(Dataset records)
↓↓↓

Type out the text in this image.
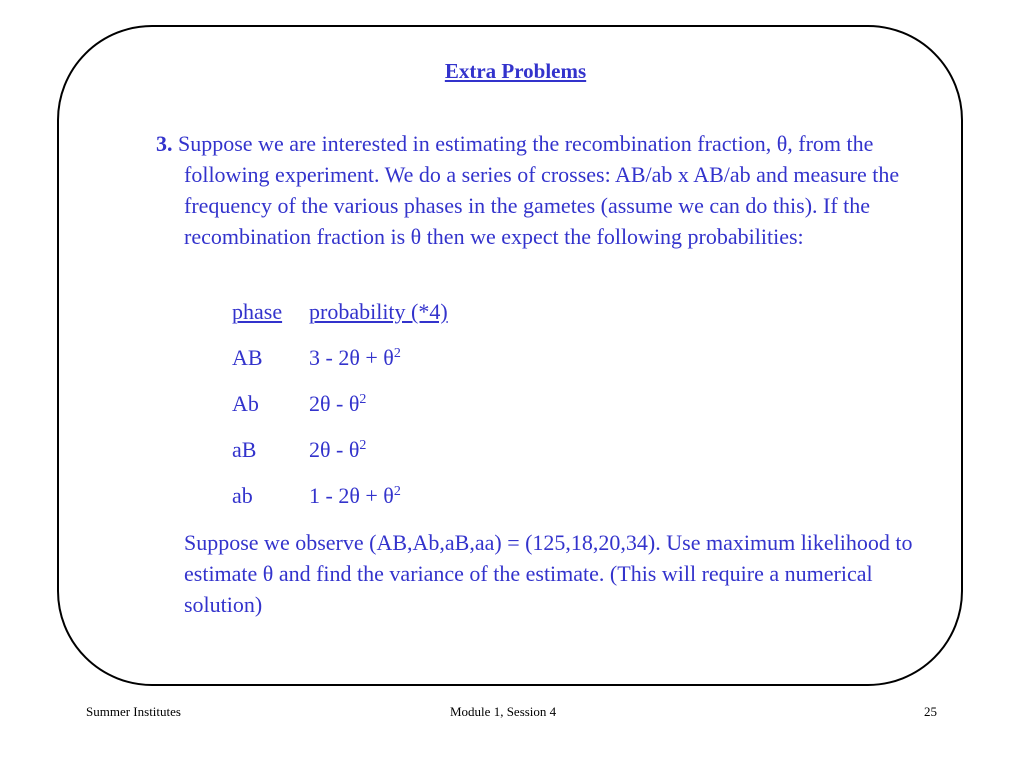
Extra Problems
3. Suppose we are interested in estimating the recombination fraction, θ, from the following experiment. We do a series of crosses: AB/ab x AB/ab and measure the frequency of the various phases in the gametes (assume we can do this). If the recombination fraction is θ then we expect the following probabilities:
phase probability (*4)
AB $3 - 2\theta + \theta^2$
Ab $2\theta - \theta^2$
aB $2\theta - \theta^2$
ab	$1 - 2\theta + \theta^2$
Suppose we observe (AB,Ab,aB,aa) = (125,18,20,34). Use maximum likelihood to estimate θ and find the variance of the estimate. (This will require a numerical solution)
Summer Institutes	Module 1, Session 4	25
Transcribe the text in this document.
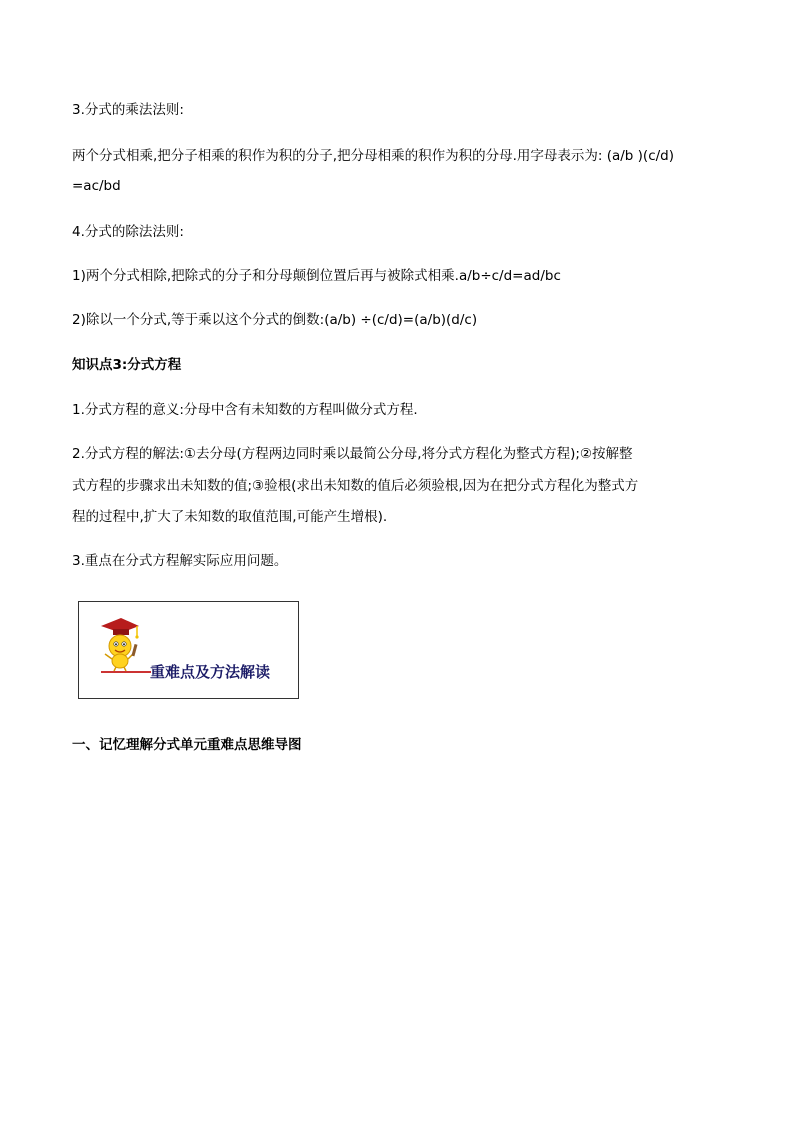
3.分式的乘法法则:
两个分式相乘,把分子相乘的积作为积的分子,把分母相乘的积作为积的分母.用字母表示为: (a/b )(c/d)
=ac/bd
4.分式的除法法则:
1)两个分式相除,把除式的分子和分母颠倒位置后再与被除式相乘.a/b÷c/d=ad/bc
2)除以一个分式,等于乘以这个分式的倒数:(a/b) ÷(c/d)=(a/b)(d/c)
知识点3:分式方程
1.分式方程的意义:分母中含有未知数的方程叫做分式方程.
2.分式方程的解法:①去分母(方程两边同时乘以最简公分母,将分式方程化为整式方程);②按解整
式方程的步骤求出未知数的值;③验根(求出未知数的值后必须验根,因为在把分式方程化为整式方
程的过程中,扩大了未知数的取值范围,可能产生增根).
3.重点在分式方程解实际应用问题。
重难点及方法解读
一、记忆理解分式单元重难点思维导图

↑↑↑

• [Direction]: Go through the records and gather the lines that hold "theta".

• [Answer to this task]:
AB $3 - 2\theta + \theta^2$
Ab $2\theta - \theta^2$
aB $2\theta - \theta^2$
ab	$1 - 2\theta + \theta^2$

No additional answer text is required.